Given records:

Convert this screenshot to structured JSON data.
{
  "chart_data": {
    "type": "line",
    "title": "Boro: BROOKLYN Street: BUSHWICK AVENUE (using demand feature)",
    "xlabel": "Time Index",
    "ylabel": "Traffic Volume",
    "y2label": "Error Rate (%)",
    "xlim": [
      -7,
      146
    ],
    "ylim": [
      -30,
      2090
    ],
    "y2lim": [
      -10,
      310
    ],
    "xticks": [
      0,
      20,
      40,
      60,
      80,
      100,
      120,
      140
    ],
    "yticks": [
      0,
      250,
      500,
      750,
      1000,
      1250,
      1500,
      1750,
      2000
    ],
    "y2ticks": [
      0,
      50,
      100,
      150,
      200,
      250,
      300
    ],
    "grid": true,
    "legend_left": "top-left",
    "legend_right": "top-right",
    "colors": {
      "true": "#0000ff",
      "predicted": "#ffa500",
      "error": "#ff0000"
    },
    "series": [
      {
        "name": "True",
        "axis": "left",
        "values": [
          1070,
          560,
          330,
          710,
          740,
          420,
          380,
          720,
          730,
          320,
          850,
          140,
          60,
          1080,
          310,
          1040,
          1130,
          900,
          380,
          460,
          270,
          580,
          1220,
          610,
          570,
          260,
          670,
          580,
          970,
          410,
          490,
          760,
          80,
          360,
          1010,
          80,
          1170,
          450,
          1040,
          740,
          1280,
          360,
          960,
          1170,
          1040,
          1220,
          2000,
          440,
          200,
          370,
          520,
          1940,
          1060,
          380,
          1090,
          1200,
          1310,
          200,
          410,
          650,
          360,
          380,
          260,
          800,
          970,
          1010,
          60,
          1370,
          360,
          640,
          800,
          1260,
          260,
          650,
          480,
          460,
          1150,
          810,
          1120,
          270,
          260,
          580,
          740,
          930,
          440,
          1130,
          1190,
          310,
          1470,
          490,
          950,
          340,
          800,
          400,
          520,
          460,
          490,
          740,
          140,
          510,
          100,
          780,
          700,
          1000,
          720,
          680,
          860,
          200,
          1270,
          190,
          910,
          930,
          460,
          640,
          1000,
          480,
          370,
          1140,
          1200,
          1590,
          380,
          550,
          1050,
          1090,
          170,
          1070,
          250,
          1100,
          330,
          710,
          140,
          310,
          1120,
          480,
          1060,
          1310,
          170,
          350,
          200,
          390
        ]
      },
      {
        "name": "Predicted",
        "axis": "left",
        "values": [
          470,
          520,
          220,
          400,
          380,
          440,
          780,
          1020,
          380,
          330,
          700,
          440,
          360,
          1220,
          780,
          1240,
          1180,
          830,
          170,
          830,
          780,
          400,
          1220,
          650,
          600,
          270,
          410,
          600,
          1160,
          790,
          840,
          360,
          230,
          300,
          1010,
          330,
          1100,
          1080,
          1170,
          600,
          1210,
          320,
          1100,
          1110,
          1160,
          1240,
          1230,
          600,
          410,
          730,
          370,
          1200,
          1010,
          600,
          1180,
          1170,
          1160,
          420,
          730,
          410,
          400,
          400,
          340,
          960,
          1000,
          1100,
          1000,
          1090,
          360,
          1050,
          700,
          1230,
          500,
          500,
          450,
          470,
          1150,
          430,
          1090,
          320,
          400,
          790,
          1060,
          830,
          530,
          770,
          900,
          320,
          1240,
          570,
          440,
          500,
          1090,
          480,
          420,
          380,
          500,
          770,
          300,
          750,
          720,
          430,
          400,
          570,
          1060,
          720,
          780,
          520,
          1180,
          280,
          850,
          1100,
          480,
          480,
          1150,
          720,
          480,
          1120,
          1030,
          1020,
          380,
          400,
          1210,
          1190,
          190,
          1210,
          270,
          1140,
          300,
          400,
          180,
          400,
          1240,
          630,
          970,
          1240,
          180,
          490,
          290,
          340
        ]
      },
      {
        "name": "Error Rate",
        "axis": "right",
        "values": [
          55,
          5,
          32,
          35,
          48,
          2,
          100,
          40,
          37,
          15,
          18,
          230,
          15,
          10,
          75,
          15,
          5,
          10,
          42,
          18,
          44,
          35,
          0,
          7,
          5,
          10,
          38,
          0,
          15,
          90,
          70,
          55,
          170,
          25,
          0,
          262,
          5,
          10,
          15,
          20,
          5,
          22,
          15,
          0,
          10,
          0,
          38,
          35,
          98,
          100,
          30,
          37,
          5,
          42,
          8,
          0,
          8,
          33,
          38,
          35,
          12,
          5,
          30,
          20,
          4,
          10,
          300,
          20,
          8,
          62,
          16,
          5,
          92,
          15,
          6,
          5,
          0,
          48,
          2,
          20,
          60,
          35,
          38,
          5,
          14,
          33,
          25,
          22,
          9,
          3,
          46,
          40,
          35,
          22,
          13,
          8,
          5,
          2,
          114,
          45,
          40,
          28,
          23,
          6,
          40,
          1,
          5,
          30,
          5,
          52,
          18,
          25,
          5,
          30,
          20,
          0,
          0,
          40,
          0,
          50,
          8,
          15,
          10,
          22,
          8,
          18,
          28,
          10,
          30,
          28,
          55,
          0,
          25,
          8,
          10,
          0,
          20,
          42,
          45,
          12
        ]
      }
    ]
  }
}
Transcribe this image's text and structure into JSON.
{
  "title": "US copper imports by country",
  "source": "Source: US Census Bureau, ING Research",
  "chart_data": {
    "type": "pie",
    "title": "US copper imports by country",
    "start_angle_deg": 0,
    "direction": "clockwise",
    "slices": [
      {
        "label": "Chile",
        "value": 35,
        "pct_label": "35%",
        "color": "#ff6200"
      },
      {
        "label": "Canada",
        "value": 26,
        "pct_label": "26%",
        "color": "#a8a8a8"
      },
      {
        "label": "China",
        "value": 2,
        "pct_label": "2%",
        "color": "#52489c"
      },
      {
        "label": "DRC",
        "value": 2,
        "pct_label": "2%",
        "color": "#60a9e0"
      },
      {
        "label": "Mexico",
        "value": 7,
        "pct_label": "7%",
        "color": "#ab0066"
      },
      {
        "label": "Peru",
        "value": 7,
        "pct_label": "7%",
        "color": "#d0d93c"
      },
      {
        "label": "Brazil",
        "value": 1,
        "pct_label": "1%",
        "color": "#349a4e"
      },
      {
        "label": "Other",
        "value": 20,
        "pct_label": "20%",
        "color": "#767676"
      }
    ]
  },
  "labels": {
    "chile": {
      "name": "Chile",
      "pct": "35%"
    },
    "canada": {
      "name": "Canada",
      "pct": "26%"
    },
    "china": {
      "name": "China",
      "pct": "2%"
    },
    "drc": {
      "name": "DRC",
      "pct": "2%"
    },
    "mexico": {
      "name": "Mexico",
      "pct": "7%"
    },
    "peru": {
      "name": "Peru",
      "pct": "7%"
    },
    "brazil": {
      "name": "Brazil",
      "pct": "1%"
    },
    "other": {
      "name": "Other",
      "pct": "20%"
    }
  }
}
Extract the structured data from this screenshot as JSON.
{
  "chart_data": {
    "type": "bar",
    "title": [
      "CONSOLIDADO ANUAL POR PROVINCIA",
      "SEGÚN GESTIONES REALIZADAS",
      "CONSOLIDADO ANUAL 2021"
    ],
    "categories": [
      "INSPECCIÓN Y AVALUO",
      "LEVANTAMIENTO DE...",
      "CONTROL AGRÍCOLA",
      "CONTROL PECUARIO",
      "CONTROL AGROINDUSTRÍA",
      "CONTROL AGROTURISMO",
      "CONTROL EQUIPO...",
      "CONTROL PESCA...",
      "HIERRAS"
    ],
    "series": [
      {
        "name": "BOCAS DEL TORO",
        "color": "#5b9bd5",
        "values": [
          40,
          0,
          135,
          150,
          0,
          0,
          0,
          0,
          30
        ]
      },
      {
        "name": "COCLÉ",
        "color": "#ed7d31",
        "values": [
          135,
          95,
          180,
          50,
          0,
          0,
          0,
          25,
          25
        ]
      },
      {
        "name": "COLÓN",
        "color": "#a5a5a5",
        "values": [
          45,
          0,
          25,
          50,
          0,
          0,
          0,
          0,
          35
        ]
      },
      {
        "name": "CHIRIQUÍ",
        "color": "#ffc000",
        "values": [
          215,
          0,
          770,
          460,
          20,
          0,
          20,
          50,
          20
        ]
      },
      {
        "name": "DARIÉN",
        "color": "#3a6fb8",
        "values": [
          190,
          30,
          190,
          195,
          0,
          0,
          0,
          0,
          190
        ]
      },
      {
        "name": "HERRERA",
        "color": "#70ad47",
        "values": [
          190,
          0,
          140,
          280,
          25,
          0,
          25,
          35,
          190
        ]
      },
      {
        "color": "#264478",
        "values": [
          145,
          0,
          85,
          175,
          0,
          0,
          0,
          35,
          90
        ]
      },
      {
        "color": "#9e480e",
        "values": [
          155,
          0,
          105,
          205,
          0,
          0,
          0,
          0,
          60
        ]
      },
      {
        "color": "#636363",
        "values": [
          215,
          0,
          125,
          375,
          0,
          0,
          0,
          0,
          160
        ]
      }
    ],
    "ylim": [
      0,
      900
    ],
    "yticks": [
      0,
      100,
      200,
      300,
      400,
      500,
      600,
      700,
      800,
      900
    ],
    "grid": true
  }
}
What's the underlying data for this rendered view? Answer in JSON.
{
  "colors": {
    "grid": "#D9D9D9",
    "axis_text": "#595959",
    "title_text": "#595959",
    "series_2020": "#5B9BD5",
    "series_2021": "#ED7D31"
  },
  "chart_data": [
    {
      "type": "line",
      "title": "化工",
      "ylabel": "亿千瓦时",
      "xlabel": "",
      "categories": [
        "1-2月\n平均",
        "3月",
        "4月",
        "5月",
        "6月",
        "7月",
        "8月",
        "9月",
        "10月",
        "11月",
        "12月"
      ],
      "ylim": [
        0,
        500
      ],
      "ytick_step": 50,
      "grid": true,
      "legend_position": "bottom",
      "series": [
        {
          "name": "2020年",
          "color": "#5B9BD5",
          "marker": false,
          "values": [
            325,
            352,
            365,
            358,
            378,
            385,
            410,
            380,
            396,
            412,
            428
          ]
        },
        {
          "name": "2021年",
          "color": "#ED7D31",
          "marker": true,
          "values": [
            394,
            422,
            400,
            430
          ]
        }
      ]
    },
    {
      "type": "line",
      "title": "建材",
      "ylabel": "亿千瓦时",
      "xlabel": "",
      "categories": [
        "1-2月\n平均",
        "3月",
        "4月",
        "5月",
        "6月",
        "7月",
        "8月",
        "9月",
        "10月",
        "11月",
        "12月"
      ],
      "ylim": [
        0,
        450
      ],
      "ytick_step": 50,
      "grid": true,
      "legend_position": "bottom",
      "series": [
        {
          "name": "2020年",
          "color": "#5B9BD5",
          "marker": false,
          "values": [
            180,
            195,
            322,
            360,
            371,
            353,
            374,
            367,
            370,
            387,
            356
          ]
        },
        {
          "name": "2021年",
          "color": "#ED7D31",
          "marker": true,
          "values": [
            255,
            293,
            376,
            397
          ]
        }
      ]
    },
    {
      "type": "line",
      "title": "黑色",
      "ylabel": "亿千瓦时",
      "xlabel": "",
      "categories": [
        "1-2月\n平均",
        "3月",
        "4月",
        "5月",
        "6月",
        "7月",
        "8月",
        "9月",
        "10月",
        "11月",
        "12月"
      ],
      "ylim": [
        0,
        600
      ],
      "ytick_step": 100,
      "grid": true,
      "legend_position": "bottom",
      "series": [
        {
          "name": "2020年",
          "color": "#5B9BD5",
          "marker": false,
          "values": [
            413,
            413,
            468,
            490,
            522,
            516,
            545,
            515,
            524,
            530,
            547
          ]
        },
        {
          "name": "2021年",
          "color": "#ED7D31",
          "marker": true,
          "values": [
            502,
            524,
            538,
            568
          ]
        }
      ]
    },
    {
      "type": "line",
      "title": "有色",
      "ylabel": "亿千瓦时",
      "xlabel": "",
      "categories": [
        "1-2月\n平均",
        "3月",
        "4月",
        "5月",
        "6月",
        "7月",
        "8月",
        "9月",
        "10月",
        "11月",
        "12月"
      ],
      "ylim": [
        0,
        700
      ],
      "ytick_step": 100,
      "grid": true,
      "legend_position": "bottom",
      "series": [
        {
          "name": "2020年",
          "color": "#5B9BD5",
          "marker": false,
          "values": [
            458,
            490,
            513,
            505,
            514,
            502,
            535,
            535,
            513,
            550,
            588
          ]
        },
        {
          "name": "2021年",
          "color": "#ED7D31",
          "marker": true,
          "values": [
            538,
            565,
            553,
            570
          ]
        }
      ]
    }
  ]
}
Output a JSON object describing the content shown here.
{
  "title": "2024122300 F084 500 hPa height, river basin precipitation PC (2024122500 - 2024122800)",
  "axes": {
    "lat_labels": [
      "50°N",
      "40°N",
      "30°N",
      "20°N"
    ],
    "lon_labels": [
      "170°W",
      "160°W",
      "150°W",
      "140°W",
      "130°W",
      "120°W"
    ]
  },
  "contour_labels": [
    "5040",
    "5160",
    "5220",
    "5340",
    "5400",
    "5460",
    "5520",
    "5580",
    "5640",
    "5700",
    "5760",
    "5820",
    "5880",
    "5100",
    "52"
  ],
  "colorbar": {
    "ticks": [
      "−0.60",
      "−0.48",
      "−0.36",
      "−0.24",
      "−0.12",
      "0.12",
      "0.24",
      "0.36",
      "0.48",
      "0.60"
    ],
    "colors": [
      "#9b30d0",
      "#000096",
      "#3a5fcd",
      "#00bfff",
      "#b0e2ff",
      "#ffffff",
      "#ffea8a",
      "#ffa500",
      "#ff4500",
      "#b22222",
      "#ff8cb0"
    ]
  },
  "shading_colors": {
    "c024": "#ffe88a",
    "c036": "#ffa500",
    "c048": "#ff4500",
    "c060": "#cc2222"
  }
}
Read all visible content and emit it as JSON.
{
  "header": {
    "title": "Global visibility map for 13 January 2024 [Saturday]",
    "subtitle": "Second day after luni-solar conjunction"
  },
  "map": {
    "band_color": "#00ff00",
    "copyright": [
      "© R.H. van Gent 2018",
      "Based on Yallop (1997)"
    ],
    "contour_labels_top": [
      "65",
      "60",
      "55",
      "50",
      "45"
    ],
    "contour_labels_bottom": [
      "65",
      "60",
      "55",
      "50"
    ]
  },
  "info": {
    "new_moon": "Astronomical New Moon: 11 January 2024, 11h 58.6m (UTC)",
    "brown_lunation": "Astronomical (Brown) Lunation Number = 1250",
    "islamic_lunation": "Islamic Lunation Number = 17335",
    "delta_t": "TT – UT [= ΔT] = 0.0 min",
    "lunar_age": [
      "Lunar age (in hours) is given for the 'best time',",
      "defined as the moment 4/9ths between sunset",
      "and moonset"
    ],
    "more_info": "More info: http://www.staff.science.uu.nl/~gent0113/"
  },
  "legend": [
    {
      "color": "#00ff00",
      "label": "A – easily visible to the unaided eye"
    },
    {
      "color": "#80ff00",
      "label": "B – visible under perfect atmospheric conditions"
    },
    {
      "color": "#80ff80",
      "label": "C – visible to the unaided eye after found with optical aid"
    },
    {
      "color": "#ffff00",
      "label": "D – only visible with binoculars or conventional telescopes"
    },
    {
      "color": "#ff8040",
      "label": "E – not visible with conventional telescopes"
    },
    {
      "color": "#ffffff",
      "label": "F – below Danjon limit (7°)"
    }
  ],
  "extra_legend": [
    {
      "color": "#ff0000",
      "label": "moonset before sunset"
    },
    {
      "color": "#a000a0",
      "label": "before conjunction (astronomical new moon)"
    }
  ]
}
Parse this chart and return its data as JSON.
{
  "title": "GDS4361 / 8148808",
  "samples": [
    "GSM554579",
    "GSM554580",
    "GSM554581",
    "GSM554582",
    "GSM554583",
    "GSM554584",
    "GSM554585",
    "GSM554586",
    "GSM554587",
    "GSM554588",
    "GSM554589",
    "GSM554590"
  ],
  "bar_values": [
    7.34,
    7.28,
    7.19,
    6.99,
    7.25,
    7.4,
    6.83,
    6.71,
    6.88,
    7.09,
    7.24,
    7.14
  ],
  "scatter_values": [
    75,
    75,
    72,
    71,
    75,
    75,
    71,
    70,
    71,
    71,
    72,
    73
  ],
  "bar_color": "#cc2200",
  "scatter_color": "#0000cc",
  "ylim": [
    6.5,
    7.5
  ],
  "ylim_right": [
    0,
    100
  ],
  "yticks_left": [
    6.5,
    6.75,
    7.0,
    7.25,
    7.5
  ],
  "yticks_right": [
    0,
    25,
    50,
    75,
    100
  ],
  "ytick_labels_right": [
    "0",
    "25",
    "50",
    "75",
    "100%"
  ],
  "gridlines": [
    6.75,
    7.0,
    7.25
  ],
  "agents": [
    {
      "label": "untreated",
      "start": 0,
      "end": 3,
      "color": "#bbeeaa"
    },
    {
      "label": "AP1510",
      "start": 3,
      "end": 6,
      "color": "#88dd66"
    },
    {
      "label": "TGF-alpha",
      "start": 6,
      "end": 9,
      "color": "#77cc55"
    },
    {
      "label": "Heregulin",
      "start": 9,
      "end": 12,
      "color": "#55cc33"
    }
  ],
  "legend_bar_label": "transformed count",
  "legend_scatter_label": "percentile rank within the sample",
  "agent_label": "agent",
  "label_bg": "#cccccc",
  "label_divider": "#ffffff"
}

To do:
From the entries above, copy out every line where the string "ANUAL" appears.

Answer to the exercise:
      "CONSOLIDADO ANUAL POR PROVINCIA",
      "CONSOLIDADO ANUAL 2021"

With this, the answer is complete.